**Set exercise**.
Count how many lines of the material below have the word "force" and give only the number.

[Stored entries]
^^^^

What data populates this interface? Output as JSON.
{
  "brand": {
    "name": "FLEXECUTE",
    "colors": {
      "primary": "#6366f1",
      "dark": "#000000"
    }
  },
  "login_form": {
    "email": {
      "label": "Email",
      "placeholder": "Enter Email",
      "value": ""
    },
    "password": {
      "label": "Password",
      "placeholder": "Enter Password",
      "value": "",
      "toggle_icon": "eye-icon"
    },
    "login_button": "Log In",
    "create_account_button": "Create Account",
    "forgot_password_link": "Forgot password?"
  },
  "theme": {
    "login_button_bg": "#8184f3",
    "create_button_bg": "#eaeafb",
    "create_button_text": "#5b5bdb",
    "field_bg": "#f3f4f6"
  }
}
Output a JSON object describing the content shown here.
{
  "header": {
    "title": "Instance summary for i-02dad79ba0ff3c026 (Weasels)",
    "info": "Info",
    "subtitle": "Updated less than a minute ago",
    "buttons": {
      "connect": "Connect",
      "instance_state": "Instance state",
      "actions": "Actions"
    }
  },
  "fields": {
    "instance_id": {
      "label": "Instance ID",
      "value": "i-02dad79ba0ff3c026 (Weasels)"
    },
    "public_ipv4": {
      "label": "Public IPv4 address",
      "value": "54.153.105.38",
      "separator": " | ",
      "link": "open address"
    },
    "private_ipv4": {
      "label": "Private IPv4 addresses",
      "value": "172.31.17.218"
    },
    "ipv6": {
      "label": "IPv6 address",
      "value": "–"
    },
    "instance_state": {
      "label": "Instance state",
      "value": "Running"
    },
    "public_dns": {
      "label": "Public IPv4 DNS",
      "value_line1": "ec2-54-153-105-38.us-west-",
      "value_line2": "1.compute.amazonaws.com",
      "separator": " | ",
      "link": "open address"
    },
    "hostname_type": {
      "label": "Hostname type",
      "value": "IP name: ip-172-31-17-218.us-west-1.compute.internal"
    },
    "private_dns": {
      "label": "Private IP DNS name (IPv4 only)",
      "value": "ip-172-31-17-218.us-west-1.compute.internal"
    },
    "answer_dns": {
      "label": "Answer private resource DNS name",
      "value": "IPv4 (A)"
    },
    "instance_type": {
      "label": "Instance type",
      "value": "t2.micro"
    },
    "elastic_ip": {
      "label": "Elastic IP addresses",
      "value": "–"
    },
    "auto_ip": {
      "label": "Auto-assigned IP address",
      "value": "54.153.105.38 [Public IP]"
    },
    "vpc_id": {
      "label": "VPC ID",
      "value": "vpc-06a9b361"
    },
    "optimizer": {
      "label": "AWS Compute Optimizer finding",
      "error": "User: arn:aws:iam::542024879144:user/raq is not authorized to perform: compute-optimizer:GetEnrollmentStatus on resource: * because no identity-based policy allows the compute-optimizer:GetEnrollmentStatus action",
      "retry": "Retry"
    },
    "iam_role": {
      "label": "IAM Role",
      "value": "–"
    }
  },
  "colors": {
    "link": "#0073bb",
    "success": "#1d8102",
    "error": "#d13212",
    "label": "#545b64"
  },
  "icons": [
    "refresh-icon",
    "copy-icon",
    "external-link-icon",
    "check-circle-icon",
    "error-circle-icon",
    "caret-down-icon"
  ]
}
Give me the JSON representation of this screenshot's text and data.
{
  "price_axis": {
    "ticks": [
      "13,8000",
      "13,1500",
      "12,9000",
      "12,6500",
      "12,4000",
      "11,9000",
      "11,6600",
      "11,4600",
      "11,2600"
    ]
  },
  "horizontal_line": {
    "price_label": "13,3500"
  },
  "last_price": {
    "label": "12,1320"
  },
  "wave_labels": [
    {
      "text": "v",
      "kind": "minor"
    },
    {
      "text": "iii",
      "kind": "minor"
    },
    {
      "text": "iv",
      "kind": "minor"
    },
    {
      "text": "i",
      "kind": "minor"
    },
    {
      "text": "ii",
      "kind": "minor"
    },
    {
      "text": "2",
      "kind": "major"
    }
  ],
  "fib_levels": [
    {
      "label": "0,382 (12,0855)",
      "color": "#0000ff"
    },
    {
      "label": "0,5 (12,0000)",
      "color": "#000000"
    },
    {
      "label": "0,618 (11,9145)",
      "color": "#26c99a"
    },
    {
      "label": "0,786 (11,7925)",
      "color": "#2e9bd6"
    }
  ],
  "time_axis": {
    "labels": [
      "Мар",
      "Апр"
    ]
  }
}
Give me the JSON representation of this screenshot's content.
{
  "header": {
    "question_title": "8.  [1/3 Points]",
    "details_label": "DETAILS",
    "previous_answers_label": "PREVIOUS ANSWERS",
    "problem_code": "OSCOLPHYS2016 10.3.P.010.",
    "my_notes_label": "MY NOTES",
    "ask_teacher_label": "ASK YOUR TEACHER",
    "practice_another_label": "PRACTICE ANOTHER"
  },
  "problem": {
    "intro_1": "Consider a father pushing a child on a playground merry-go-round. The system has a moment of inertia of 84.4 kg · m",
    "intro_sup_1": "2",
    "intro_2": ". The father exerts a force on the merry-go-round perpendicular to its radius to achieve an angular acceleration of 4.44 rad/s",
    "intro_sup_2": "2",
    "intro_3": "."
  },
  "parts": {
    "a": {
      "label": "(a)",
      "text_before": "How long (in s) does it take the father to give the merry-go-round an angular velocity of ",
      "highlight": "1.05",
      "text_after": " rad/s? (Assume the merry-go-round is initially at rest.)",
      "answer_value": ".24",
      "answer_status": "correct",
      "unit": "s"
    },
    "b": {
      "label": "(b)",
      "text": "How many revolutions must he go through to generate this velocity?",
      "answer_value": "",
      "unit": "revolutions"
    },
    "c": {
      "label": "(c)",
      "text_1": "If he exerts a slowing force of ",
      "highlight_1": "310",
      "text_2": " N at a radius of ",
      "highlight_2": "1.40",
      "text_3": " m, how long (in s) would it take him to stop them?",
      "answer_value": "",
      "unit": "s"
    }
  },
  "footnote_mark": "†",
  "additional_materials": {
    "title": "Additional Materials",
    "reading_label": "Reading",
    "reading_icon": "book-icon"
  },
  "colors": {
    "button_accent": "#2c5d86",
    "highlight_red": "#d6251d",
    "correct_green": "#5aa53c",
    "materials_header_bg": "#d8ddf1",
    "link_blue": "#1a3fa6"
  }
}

^^^^

**The result**.
2